• YOUR TASK
Every line of the material is to be repeated exactly as it stands.

────────────────

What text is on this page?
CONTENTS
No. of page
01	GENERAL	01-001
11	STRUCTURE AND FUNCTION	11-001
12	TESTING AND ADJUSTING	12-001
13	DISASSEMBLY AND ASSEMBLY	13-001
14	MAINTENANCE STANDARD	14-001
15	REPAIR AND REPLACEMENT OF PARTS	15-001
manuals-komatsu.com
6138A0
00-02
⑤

────────────────

• OUTPUT FOR THIS TASK
What text is on this page?
CONTENTS
No. of page
01	GENERAL	01-001
11	STRUCTURE AND FUNCTION	11-001
12	TESTING AND ADJUSTING	12-001
13	DISASSEMBLY AND ASSEMBLY	13-001
14	MAINTENANCE STANDARD	14-001
15	REPAIR AND REPLACEMENT OF PARTS	15-001
manuals-komatsu.com
6138A0
00-02
⑤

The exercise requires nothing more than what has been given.